* REQUIREMENTS *
Repeat the full listing below verbatim and keep the images out.

* MATERIAL FOR THE TASK *
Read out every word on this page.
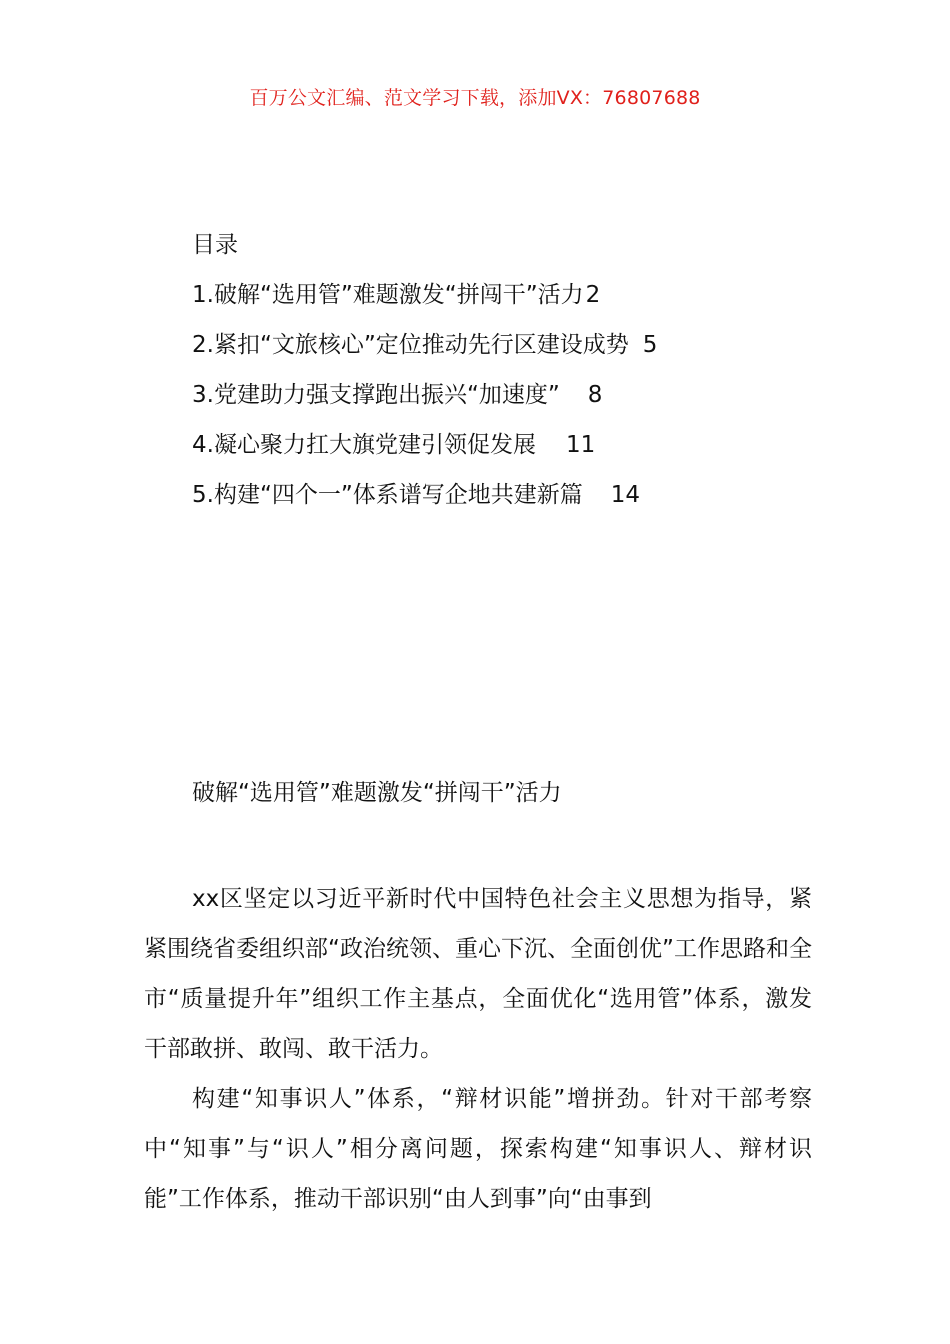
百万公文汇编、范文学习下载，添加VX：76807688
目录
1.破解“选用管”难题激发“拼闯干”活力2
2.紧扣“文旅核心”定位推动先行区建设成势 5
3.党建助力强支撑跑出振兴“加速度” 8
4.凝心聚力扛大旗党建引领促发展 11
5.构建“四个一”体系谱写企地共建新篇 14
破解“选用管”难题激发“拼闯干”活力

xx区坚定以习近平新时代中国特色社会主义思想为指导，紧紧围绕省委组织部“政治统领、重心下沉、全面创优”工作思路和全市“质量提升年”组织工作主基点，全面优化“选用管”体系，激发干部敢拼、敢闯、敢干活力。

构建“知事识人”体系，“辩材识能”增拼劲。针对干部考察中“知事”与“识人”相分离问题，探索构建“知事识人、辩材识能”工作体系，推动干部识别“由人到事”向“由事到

* RESPONSE TO THIS EXERCISE *
Read out every word on this page.
百万公文汇编、范文学习下载，添加VX：76807688
目录
1.破解“选用管”难题激发“拼闯干”活力2
2.紧扣“文旅核心”定位推动先行区建设成势 5
3.党建助力强支撑跑出振兴“加速度” 8
4.凝心聚力扛大旗党建引领促发展 11
5.构建“四个一”体系谱写企地共建新篇 14
破解“选用管”难题激发“拼闯干”活力

xx区坚定以习近平新时代中国特色社会主义思想为指导，紧紧围绕省委组织部“政治统领、重心下沉、全面创优”工作思路和全市“质量提升年”组织工作主基点，全面优化“选用管”体系，激发干部敢拼、敢闯、敢干活力。

构建“知事识人”体系，“辩材识能”增拼劲。针对干部考察中“知事”与“识人”相分离问题，探索构建“知事识人、辩材识能”工作体系，推动干部识别“由人到事”向“由事到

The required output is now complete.